_EXERCISE INSTRUCTIONS_: In the listing below, pick out lines with "title".

_EXERCISE DATA_:

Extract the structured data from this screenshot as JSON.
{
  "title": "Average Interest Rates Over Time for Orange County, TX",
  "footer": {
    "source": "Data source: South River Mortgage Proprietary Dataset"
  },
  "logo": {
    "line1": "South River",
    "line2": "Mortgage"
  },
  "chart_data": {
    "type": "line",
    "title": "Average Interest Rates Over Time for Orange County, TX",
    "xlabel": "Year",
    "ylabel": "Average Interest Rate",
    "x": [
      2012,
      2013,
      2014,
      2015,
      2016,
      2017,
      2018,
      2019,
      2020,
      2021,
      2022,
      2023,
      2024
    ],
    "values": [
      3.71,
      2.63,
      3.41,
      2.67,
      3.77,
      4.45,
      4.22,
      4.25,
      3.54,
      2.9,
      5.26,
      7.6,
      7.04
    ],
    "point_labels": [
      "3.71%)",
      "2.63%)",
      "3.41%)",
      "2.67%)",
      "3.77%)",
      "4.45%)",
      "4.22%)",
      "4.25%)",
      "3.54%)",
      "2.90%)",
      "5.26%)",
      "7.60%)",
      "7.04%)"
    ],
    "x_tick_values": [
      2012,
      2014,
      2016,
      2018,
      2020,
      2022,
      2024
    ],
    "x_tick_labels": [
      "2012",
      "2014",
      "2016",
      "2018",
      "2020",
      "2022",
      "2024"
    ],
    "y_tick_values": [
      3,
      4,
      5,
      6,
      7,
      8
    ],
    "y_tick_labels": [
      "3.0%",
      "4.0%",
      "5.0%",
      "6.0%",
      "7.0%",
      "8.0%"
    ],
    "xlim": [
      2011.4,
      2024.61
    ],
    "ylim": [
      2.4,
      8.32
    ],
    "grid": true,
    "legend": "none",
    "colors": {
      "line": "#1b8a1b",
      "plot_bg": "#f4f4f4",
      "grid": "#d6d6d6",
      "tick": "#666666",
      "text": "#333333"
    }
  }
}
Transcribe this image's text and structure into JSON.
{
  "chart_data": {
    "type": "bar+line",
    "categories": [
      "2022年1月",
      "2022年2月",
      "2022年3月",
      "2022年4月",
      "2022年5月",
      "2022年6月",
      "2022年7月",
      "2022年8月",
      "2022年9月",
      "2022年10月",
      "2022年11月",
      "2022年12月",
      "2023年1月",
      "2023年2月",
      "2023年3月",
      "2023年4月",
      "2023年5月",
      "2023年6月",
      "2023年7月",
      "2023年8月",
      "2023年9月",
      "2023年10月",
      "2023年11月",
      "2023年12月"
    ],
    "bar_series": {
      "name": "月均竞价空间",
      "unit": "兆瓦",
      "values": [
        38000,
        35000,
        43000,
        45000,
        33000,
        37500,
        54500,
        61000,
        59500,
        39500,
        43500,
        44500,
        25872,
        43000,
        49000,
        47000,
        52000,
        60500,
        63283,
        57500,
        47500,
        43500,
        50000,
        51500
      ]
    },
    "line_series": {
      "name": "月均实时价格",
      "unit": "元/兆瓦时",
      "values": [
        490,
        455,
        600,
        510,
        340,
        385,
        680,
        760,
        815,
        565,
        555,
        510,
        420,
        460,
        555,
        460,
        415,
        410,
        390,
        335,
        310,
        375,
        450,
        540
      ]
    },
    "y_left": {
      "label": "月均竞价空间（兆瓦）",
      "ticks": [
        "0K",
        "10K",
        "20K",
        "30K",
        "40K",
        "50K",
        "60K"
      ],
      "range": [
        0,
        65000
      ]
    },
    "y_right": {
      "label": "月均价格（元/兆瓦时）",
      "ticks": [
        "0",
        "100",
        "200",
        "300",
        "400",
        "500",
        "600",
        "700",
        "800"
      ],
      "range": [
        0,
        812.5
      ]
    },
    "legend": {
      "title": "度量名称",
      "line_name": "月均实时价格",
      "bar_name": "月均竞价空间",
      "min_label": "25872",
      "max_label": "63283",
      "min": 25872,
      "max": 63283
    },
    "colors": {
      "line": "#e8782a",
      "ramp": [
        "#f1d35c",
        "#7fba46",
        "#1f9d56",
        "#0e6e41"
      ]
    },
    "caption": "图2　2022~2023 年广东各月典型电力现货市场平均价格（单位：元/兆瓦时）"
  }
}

_RESULT_:
  "title": "Average Interest Rates Over Time for Orange County, TX",
    "title": "Average Interest Rates Over Time for Orange County, TX",
      "title": "度量名称",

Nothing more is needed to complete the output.